§ **Excerpt to read**
+ + +
In April of 2011, the Verizon RISK team, the US Secret Service and the Dutch High Tech Crime unit released the latest version of the Data Breach Investigations report. It is the culmination of a year long study defining types, methods and characteristics of cybercrime.
According to the latest reports, 92 percent of data breaches came from external sources resulting in the loss of over 4 million records. Some of the characteristics of this type of cybercrime are that attacks were on targets of opportunity and the technical level of the hack was not high. As a result, the report determines that 96 percent of the breaches were avoidable using basic security controls.
Organized criminal groups, often from Eastern Europe, composed 58 percent of the external threats reported by Verizon and the Secret Service. The report speculates that economies of scale allow well-funded groups to establish automated and repeatable attacks against vulnerable targets. Another 40 percent of attacks were from "unaffiliated person(s)" who may fall into the class of attacker often known as the "script kiddie" or other hacker.
Cybercrime also comes from the inside of an organization. The Breach Report classifies the insider threats as deliberate and malicious, inappropriate but not malicious, and unintentional. Insiders are trusted people within a network who already have some level of access to sensitive or confidential data and records.
Nearly 17 percent of all records lost were due to insider activity and 12 percent of those were caused by executives, system administrators or developers. The total numbers are down from last year's report but still represent a significant number of records lost.
Finance and accounting staff members with access to sensitive financial information, executives and upper management with access to strategic level documents and data provide ample opportunity for intellectual property to leak out of an organization and into the wrong hands.
The number one method of getting access to data was hacking. Hacking by either organized crime or unaffiliated hackers involves exploiting vulnerabilities in an organization's network. SQL injection attacks on unpatched servers, weak passwords on unprotected workstations, or running unnecessary or insecure services on systems all provide hackers with the means of getting to the data they want.
The use of malware is another characteristic of these cybercrimes allowing the hacker to get access to data. This often falls into the camp of inappropriate but not malicious use of a system. When users visit websites or click on phishing links on their computers they expose their systems to the installation of malware that is then used as a back door into the network.
Social media is a rapidly growing threat vector as Facebook, MySpace, LinkedIn and Twitter provide the means for insiders to leak data out or for hackers to inject malware into a network.
Ultimately enterprise security teams must plan for each of these types and methods of cybercrime. Security must establish policies to protect the sensitive data in a network from both external and internal threats.
+ + +
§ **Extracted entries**
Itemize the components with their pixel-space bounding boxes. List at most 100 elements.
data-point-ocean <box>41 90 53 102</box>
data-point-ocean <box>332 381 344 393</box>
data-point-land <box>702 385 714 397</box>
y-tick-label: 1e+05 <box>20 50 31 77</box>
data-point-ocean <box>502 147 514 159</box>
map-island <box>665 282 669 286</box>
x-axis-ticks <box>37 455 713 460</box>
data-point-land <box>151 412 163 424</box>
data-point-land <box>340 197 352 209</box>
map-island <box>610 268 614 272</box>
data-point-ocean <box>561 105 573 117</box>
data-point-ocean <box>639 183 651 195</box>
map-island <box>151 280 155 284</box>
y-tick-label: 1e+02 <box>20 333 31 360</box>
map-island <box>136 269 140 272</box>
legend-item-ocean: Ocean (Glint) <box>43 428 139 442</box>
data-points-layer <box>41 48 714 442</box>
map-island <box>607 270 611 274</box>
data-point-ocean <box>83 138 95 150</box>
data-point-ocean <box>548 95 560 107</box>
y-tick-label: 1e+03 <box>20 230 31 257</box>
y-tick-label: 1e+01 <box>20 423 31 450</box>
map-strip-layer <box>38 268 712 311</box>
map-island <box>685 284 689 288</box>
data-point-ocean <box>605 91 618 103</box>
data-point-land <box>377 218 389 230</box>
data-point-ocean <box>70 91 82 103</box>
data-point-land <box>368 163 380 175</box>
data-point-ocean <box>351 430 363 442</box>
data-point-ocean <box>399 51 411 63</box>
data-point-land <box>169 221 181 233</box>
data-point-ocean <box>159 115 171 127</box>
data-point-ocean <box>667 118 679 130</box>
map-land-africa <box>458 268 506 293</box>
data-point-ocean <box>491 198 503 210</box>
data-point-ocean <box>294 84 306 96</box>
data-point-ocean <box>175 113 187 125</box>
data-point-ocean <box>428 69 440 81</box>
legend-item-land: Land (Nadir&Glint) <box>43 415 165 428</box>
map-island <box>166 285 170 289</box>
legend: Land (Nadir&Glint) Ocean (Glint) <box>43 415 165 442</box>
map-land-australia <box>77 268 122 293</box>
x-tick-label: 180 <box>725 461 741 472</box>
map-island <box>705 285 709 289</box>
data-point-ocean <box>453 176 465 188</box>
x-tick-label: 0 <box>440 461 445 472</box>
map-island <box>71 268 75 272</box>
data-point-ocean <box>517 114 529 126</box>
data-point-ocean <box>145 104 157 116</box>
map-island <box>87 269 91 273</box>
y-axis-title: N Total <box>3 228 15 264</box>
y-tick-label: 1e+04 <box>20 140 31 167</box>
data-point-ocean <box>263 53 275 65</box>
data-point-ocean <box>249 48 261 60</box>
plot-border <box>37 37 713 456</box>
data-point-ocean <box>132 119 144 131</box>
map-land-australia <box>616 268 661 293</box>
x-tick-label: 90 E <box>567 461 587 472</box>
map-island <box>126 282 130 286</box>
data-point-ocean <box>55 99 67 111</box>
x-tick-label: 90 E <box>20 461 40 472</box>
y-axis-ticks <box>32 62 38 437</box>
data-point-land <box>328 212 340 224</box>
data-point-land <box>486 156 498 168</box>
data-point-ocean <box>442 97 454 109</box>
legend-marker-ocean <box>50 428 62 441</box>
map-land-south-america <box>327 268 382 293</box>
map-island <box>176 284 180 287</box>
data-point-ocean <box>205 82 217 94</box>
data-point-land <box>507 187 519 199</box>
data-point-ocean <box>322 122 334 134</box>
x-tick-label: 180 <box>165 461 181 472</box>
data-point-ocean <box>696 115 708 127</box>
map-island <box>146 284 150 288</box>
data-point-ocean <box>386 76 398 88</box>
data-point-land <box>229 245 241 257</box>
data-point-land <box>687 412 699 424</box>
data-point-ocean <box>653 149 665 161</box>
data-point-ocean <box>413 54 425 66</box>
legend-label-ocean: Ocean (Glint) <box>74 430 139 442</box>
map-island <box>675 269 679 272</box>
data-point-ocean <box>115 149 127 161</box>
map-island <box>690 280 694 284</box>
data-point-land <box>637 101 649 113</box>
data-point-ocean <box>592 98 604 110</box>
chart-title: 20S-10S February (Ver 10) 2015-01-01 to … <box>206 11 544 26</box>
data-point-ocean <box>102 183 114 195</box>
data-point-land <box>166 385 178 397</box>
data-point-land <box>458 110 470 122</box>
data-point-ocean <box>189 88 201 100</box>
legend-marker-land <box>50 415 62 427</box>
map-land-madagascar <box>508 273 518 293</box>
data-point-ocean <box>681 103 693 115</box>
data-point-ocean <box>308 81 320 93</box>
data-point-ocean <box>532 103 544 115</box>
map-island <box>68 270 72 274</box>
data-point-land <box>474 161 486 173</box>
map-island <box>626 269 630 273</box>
+ + +
§ **Task prompt**
According to the text about the Data Breach Investigations report, what percentage of breaches could have been avoided with basic security controls? These entries have no connection to the text about the Data Breach Investigations report.

§ **Written reply**
96 percent